[begin EXERCISE DATA]
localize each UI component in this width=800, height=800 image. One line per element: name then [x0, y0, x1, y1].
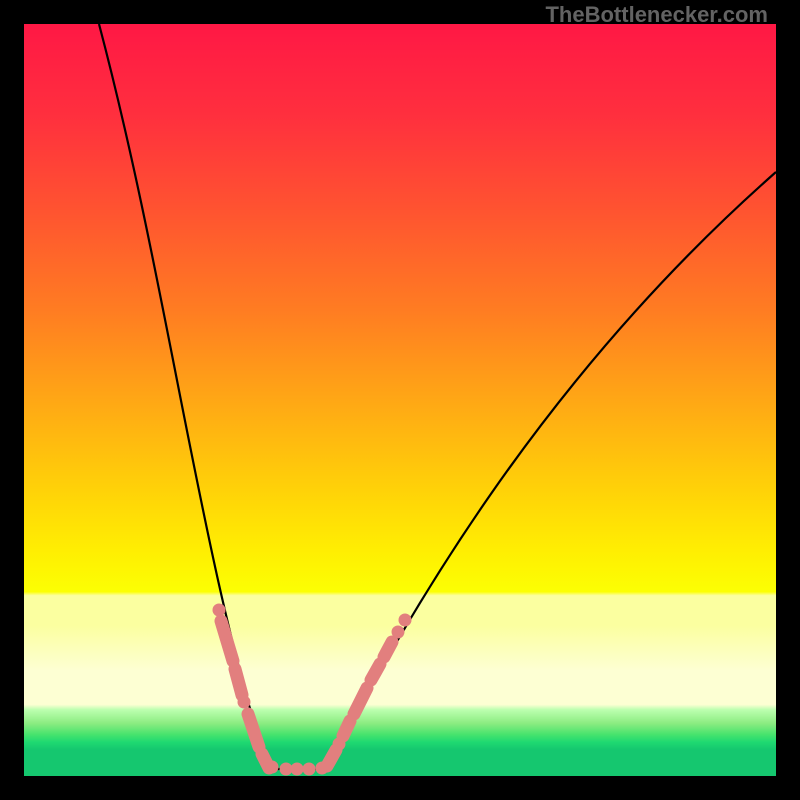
highlight-marker: [266, 761, 279, 774]
highlight-marker: [371, 664, 380, 680]
highlight-marker: [291, 763, 304, 776]
chart-background: [24, 24, 776, 776]
highlight-marker: [238, 696, 251, 709]
highlight-marker: [327, 750, 336, 766]
highlight-marker: [235, 669, 242, 695]
highlight-marker: [303, 763, 316, 776]
highlight-marker: [213, 604, 226, 617]
highlight-marker: [343, 721, 350, 736]
bottleneck-chart: [24, 24, 776, 776]
highlight-marker: [384, 642, 392, 657]
plot-frame: [0, 0, 800, 800]
highlight-marker: [392, 626, 405, 639]
highlight-marker: [399, 614, 412, 627]
watermark-label: TheBottlenecker.com: [545, 2, 768, 28]
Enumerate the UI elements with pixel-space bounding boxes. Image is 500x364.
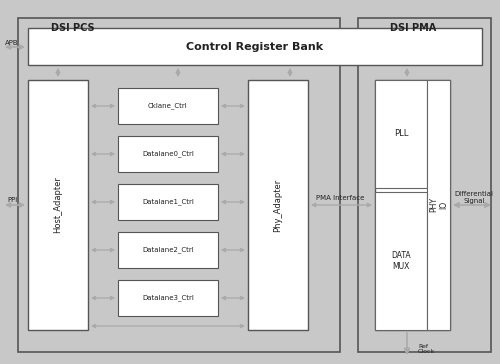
[end EXERCISE DATA]
### PROBLEM
Please render every line of the records above as a numbered list, leaving out blank lines and the pictures.

### RESPONSE TO THIS EXERCISE
1. localize each UI component in this width=800, height=800 image. One line per element: name then [x0, y0, x1, y1].
2. highlight-marker: [266, 761, 279, 774]
3. highlight-marker: [371, 664, 380, 680]
4. highlight-marker: [291, 763, 304, 776]
5. chart-background: [24, 24, 776, 776]
6. highlight-marker: [238, 696, 251, 709]
7. highlight-marker: [327, 750, 336, 766]
8. highlight-marker: [235, 669, 242, 695]
9. highlight-marker: [303, 763, 316, 776]
10. highlight-marker: [213, 604, 226, 617]
11. highlight-marker: [343, 721, 350, 736]
12. bottleneck-chart: [24, 24, 776, 776]
13. highlight-marker: [384, 642, 392, 657]
14. plot-frame: [0, 0, 800, 800]
15. highlight-marker: [392, 626, 405, 639]
16. highlight-marker: [399, 614, 412, 627]
17. watermark-label: TheBottlenecker.com: [545, 2, 768, 28]
18. Enumerate the UI elements with pixel-space bounding boxes. Image is 500x364.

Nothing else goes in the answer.